§ WHAT YOU SHOULD DO: Print out every line, exactly as written.

§ DATA LINES:
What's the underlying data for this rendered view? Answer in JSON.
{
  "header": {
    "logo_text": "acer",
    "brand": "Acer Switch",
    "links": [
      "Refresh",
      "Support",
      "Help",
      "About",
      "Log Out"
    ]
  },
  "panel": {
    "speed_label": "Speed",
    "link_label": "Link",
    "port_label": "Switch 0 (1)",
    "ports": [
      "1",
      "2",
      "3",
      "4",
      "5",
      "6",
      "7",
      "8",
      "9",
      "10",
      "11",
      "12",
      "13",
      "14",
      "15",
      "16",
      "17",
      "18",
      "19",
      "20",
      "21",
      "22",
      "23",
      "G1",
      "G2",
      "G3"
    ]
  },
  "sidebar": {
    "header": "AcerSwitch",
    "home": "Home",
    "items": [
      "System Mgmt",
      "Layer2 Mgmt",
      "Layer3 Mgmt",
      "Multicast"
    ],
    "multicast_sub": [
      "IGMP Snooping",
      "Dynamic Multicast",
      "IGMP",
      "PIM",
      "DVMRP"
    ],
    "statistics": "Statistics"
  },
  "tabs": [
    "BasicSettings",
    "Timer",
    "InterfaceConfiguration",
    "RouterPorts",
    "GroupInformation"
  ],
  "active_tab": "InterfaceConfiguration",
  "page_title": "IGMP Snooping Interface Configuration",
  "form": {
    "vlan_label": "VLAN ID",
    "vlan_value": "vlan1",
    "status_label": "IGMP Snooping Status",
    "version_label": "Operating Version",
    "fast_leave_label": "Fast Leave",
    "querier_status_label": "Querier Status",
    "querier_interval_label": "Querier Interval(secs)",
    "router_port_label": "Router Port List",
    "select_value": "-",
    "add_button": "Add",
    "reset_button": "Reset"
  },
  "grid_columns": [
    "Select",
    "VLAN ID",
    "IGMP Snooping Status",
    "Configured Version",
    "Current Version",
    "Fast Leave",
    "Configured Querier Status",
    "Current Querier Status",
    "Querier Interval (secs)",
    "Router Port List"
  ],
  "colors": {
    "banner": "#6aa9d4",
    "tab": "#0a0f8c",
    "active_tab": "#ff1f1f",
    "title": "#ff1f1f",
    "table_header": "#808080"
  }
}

§ THE REPLY:
What's the underlying data for this rendered view? Answer in JSON.
{
  "header": {
    "logo_text": "acer",
    "brand": "Acer Switch",
    "links": [
      "Refresh",
      "Support",
      "Help",
      "About",
      "Log Out"
    ]
  },
  "panel": {
    "speed_label": "Speed",
    "link_label": "Link",
    "port_label": "Switch 0 (1)",
    "ports": [
      "1",
      "2",
      "3",
      "4",
      "5",
      "6",
      "7",
      "8",
      "9",
      "10",
      "11",
      "12",
      "13",
      "14",
      "15",
      "16",
      "17",
      "18",
      "19",
      "20",
      "21",
      "22",
      "23",
      "G1",
      "G2",
      "G3"
    ]
  },
  "sidebar": {
    "header": "AcerSwitch",
    "home": "Home",
    "items": [
      "System Mgmt",
      "Layer2 Mgmt",
      "Layer3 Mgmt",
      "Multicast"
    ],
    "multicast_sub": [
      "IGMP Snooping",
      "Dynamic Multicast",
      "IGMP",
      "PIM",
      "DVMRP"
    ],
    "statistics": "Statistics"
  },
  "tabs": [
    "BasicSettings",
    "Timer",
    "InterfaceConfiguration",
    "RouterPorts",
    "GroupInformation"
  ],
  "active_tab": "InterfaceConfiguration",
  "page_title": "IGMP Snooping Interface Configuration",
  "form": {
    "vlan_label": "VLAN ID",
    "vlan_value": "vlan1",
    "status_label": "IGMP Snooping Status",
    "version_label": "Operating Version",
    "fast_leave_label": "Fast Leave",
    "querier_status_label": "Querier Status",
    "querier_interval_label": "Querier Interval(secs)",
    "router_port_label": "Router Port List",
    "select_value": "-",
    "add_button": "Add",
    "reset_button": "Reset"
  },
  "grid_columns": [
    "Select",
    "VLAN ID",
    "IGMP Snooping Status",
    "Configured Version",
    "Current Version",
    "Fast Leave",
    "Configured Querier Status",
    "Current Querier Status",
    "Querier Interval (secs)",
    "Router Port List"
  ],
  "colors": {
    "banner": "#6aa9d4",
    "tab": "#0a0f8c",
    "active_tab": "#ff1f1f",
    "title": "#ff1f1f",
    "table_header": "#808080"
  }
}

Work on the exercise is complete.